Copy each line in which the string "Workforce" occurs.

━━━ Data for the task

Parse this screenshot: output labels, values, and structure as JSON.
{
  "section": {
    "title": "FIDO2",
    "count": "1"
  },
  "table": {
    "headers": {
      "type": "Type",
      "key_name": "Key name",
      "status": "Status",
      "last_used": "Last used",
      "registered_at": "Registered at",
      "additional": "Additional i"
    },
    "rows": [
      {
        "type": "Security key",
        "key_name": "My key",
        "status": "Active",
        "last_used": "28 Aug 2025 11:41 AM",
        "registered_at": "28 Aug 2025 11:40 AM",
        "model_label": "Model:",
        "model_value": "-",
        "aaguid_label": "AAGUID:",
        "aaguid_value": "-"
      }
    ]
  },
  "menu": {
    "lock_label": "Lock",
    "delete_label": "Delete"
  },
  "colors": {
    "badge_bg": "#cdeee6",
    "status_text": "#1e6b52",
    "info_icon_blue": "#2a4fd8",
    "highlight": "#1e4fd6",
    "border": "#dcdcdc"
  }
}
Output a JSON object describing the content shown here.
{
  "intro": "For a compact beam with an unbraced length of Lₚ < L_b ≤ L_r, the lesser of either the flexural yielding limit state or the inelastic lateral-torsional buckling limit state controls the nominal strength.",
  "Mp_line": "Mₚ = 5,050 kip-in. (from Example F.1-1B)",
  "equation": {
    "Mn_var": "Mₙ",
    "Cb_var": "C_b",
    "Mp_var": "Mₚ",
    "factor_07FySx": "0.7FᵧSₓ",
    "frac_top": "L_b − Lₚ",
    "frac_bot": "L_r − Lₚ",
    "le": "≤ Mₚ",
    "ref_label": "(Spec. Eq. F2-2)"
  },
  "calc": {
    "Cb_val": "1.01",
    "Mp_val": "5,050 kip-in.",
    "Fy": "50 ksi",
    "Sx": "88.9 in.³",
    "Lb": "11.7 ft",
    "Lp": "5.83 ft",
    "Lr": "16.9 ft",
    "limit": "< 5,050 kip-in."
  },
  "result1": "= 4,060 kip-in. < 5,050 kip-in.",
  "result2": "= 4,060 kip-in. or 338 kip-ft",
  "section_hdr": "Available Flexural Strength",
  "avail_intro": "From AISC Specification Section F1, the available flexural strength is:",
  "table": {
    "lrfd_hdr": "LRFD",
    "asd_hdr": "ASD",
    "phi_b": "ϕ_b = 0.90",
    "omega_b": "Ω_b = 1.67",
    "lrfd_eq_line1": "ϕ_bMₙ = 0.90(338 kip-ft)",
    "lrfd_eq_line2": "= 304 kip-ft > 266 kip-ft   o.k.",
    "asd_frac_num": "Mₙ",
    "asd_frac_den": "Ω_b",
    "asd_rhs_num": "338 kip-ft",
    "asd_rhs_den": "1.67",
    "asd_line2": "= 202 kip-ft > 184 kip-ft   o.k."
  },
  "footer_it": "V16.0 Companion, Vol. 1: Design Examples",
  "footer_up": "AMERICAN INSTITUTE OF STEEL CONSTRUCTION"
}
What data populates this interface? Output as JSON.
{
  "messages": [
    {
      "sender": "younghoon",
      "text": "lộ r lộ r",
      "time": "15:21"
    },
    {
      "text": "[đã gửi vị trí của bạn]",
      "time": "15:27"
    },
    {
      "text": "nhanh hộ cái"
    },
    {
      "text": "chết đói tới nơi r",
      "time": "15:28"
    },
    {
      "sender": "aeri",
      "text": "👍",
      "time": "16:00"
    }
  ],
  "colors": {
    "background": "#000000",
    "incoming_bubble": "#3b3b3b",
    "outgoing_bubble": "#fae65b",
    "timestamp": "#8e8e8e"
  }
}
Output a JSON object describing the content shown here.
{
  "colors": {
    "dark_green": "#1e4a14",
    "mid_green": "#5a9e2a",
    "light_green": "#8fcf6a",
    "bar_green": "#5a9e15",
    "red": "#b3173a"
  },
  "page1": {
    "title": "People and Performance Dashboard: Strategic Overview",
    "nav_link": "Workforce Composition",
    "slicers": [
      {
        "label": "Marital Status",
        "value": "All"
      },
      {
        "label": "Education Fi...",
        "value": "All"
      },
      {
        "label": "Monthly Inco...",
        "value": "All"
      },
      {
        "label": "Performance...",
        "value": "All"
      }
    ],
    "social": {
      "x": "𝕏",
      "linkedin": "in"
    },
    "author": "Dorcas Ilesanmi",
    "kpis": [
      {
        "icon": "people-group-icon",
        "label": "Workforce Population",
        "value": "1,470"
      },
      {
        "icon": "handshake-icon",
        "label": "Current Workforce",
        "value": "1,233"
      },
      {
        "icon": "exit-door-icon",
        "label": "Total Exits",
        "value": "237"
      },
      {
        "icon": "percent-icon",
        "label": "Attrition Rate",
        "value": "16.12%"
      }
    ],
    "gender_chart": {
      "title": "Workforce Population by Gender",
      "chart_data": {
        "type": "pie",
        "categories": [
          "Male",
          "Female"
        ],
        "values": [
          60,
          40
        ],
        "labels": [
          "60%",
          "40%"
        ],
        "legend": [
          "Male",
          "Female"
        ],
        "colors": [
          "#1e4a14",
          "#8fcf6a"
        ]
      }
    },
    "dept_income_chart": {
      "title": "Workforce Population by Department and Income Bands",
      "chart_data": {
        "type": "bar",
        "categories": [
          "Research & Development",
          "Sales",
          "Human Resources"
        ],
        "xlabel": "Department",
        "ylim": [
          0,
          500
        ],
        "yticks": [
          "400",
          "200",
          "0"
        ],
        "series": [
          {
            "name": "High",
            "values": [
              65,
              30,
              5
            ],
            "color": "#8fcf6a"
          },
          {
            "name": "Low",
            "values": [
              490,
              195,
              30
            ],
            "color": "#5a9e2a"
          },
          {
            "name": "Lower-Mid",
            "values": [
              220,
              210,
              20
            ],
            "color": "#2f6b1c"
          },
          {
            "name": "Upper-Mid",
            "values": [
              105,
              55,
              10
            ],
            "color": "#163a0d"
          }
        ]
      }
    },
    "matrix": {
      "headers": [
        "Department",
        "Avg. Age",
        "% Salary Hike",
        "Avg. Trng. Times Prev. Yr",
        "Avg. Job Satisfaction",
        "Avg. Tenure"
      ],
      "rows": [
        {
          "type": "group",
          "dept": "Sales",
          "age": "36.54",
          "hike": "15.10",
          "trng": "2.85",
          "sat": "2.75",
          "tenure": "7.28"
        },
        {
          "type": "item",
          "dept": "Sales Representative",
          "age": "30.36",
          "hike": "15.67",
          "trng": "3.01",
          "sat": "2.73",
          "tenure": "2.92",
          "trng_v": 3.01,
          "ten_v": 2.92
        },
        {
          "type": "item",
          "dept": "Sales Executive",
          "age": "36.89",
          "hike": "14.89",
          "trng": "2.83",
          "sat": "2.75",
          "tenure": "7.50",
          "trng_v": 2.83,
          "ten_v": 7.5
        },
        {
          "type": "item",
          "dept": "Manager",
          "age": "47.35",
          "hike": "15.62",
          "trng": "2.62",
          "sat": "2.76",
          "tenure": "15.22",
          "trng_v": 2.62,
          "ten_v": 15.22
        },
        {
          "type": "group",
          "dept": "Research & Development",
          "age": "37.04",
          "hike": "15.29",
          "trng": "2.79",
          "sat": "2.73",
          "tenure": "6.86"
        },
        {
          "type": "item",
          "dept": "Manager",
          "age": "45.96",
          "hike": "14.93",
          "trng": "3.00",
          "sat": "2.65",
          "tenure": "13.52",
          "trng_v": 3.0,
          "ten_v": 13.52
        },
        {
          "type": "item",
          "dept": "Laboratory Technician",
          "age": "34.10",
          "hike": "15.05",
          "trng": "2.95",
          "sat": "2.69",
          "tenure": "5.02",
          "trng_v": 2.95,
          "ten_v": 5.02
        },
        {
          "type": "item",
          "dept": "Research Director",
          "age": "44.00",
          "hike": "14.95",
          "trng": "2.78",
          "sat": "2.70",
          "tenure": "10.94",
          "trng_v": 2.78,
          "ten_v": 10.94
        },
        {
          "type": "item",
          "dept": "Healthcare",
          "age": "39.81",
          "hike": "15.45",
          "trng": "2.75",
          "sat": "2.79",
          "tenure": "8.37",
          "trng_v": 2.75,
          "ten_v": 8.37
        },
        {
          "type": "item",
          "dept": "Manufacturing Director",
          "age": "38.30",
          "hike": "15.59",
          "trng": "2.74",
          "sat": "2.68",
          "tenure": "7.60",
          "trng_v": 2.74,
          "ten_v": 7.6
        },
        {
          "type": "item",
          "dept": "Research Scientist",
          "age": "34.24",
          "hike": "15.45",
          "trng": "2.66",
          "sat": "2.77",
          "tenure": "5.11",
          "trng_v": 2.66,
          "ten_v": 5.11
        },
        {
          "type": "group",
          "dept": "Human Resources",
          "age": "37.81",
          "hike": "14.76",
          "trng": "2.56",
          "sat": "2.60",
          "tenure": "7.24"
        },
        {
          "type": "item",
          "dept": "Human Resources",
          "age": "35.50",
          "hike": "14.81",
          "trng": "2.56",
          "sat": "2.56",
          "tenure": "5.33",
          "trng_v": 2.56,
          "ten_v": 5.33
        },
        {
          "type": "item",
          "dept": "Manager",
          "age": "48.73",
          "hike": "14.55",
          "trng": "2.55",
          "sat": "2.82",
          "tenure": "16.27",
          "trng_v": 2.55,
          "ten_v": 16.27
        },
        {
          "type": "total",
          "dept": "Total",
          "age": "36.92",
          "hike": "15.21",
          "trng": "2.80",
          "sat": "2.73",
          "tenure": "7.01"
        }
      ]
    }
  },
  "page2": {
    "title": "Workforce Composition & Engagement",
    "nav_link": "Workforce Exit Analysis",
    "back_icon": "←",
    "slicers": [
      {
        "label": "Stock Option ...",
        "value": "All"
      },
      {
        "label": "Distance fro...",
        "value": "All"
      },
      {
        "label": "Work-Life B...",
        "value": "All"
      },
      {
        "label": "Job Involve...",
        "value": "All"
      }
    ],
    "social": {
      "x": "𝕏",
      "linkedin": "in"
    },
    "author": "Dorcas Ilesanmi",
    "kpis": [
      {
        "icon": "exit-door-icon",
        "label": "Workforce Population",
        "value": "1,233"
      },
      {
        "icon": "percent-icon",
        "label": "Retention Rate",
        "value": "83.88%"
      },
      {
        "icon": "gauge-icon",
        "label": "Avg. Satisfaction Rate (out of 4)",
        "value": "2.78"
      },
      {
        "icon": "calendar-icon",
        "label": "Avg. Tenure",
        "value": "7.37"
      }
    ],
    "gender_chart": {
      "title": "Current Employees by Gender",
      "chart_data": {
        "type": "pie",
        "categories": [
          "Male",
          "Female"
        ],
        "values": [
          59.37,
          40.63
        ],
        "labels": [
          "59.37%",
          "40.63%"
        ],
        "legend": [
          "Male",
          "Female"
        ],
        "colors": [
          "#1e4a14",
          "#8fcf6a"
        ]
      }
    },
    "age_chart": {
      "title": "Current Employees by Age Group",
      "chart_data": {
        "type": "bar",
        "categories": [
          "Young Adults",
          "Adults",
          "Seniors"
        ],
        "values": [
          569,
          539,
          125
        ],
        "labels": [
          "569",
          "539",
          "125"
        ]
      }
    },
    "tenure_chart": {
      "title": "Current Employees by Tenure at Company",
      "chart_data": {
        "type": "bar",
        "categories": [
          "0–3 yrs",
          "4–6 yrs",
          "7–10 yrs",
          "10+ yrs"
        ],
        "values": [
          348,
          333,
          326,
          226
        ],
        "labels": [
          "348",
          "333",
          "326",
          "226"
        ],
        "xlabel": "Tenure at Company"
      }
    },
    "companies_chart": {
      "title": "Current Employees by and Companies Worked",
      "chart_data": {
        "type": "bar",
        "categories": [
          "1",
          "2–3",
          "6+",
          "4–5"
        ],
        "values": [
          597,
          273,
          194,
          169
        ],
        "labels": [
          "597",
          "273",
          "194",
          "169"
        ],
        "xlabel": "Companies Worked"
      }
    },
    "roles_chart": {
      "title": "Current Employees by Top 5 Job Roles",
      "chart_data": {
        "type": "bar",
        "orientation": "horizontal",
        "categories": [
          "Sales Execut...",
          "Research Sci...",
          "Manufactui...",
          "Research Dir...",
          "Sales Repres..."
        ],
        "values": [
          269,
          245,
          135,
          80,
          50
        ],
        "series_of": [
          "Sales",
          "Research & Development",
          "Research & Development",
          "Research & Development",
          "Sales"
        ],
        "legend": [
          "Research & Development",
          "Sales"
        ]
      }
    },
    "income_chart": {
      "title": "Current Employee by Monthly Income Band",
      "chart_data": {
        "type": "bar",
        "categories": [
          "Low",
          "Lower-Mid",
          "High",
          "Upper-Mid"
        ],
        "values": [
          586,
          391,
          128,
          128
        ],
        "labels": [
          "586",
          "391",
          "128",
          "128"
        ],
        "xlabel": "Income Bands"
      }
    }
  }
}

━━━━━━

**Written response:**
    "nav_link": "Workforce Composition",
        "label": "Workforce Population",
        "label": "Current Workforce",
      "title": "Workforce Population by Gender",
      "title": "Workforce Population by Department and Income Bands",
    "title": "Workforce Composition & Engagement",
    "nav_link": "Workforce Exit Analysis",
        "label": "Workforce Population",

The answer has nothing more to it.